Send back all the data below, exactly as given.

Items from a dataset

▽

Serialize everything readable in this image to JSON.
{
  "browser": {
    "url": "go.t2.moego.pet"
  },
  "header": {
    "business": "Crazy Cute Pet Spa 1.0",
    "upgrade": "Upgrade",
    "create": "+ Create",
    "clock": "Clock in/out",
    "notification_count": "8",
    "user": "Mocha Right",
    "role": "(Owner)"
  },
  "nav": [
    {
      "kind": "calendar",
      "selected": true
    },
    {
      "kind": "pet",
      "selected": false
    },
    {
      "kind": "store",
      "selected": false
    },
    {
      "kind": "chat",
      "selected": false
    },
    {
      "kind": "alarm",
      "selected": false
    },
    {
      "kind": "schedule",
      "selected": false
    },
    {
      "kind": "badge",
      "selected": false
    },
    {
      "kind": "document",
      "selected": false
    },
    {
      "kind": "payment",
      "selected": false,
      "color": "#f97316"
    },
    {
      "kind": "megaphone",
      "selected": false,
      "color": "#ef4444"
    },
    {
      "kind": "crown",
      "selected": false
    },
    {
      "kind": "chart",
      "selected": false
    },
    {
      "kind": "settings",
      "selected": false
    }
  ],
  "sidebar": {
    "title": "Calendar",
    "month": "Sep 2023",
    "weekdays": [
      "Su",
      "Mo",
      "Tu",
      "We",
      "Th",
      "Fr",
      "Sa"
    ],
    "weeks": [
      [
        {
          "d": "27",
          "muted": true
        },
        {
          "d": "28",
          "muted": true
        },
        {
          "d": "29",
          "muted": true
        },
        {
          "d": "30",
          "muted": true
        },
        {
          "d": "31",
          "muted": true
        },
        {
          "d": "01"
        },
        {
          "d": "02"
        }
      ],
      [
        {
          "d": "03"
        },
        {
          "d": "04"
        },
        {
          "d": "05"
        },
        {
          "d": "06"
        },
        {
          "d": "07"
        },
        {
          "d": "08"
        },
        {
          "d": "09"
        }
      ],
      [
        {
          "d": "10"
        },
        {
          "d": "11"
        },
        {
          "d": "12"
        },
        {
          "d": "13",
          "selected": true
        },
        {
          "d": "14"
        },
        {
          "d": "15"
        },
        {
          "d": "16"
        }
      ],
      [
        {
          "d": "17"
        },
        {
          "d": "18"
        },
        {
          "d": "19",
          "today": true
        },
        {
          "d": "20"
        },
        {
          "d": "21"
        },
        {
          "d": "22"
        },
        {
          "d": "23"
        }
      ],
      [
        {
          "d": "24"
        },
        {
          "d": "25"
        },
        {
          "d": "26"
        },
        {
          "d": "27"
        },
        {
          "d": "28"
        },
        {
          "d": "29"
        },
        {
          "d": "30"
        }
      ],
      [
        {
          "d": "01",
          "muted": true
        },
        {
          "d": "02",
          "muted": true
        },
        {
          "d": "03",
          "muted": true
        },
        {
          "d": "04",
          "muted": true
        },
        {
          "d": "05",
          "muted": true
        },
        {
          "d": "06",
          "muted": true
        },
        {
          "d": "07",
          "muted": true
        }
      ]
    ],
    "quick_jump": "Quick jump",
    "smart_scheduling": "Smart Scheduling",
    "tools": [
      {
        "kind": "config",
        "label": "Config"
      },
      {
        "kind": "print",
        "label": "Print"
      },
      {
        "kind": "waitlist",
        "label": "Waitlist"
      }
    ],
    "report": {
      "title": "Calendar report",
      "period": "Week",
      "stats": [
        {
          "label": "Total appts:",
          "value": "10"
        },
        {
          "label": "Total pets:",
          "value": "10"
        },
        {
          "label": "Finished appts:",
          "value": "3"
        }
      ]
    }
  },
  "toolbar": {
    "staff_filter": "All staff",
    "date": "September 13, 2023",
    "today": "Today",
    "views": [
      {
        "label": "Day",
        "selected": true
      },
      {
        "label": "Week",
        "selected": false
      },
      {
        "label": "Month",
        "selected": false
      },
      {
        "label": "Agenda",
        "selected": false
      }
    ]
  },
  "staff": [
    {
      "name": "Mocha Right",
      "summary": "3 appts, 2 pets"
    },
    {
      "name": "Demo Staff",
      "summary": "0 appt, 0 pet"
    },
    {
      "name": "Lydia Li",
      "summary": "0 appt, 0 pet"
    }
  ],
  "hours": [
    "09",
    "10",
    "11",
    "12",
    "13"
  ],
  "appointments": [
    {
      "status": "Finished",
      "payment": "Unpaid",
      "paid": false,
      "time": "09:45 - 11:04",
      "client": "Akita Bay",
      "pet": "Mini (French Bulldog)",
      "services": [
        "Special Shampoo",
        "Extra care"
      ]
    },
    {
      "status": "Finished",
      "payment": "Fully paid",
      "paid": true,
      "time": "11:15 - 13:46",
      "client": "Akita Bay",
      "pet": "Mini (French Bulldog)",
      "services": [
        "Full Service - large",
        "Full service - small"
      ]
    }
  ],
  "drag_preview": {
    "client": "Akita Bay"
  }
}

△

→ The output
Serialize everything readable in this image to JSON.
{
  "browser": {
    "url": "go.t2.moego.pet"
  },
  "header": {
    "business": "Crazy Cute Pet Spa 1.0",
    "upgrade": "Upgrade",
    "create": "+ Create",
    "clock": "Clock in/out",
    "notification_count": "8",
    "user": "Mocha Right",
    "role": "(Owner)"
  },
  "nav": [
    {
      "kind": "calendar",
      "selected": true
    },
    {
      "kind": "pet",
      "selected": false
    },
    {
      "kind": "store",
      "selected": false
    },
    {
      "kind": "chat",
      "selected": false
    },
    {
      "kind": "alarm",
      "selected": false
    },
    {
      "kind": "schedule",
      "selected": false
    },
    {
      "kind": "badge",
      "selected": false
    },
    {
      "kind": "document",
      "selected": false
    },
    {
      "kind": "payment",
      "selected": false,
      "color": "#f97316"
    },
    {
      "kind": "megaphone",
      "selected": false,
      "color": "#ef4444"
    },
    {
      "kind": "crown",
      "selected": false
    },
    {
      "kind": "chart",
      "selected": false
    },
    {
      "kind": "settings",
      "selected": false
    }
  ],
  "sidebar": {
    "title": "Calendar",
    "month": "Sep 2023",
    "weekdays": [
      "Su",
      "Mo",
      "Tu",
      "We",
      "Th",
      "Fr",
      "Sa"
    ],
    "weeks": [
      [
        {
          "d": "27",
          "muted": true
        },
        {
          "d": "28",
          "muted": true
        },
        {
          "d": "29",
          "muted": true
        },
        {
          "d": "30",
          "muted": true
        },
        {
          "d": "31",
          "muted": true
        },
        {
          "d": "01"
        },
        {
          "d": "02"
        }
      ],
      [
        {
          "d": "03"
        },
        {
          "d": "04"
        },
        {
          "d": "05"
        },
        {
          "d": "06"
        },
        {
          "d": "07"
        },
        {
          "d": "08"
        },
        {
          "d": "09"
        }
      ],
      [
        {
          "d": "10"
        },
        {
          "d": "11"
        },
        {
          "d": "12"
        },
        {
          "d": "13",
          "selected": true
        },
        {
          "d": "14"
        },
        {
          "d": "15"
        },
        {
          "d": "16"
        }
      ],
      [
        {
          "d": "17"
        },
        {
          "d": "18"
        },
        {
          "d": "19",
          "today": true
        },
        {
          "d": "20"
        },
        {
          "d": "21"
        },
        {
          "d": "22"
        },
        {
          "d": "23"
        }
      ],
      [
        {
          "d": "24"
        },
        {
          "d": "25"
        },
        {
          "d": "26"
        },
        {
          "d": "27"
        },
        {
          "d": "28"
        },
        {
          "d": "29"
        },
        {
          "d": "30"
        }
      ],
      [
        {
          "d": "01",
          "muted": true
        },
        {
          "d": "02",
          "muted": true
        },
        {
          "d": "03",
          "muted": true
        },
        {
          "d": "04",
          "muted": true
        },
        {
          "d": "05",
          "muted": true
        },
        {
          "d": "06",
          "muted": true
        },
        {
          "d": "07",
          "muted": true
        }
      ]
    ],
    "quick_jump": "Quick jump",
    "smart_scheduling": "Smart Scheduling",
    "tools": [
      {
        "kind": "config",
        "label": "Config"
      },
      {
        "kind": "print",
        "label": "Print"
      },
      {
        "kind": "waitlist",
        "label": "Waitlist"
      }
    ],
    "report": {
      "title": "Calendar report",
      "period": "Week",
      "stats": [
        {
          "label": "Total appts:",
          "value": "10"
        },
        {
          "label": "Total pets:",
          "value": "10"
        },
        {
          "label": "Finished appts:",
          "value": "3"
        }
      ]
    }
  },
  "toolbar": {
    "staff_filter": "All staff",
    "date": "September 13, 2023",
    "today": "Today",
    "views": [
      {
        "label": "Day",
        "selected": true
      },
      {
        "label": "Week",
        "selected": false
      },
      {
        "label": "Month",
        "selected": false
      },
      {
        "label": "Agenda",
        "selected": false
      }
    ]
  },
  "staff": [
    {
      "name": "Mocha Right",
      "summary": "3 appts, 2 pets"
    },
    {
      "name": "Demo Staff",
      "summary": "0 appt, 0 pet"
    },
    {
      "name": "Lydia Li",
      "summary": "0 appt, 0 pet"
    }
  ],
  "hours": [
    "09",
    "10",
    "11",
    "12",
    "13"
  ],
  "appointments": [
    {
      "status": "Finished",
      "payment": "Unpaid",
      "paid": false,
      "time": "09:45 - 11:04",
      "client": "Akita Bay",
      "pet": "Mini (French Bulldog)",
      "services": [
        "Special Shampoo",
        "Extra care"
      ]
    },
    {
      "status": "Finished",
      "payment": "Fully paid",
      "paid": true,
      "time": "11:15 - 13:46",
      "client": "Akita Bay",
      "pet": "Mini (French Bulldog)",
      "services": [
        "Full Service - large",
        "Full service - small"
      ]
    }
  ],
  "drag_preview": {
    "client": "Akita Bay"
  }
}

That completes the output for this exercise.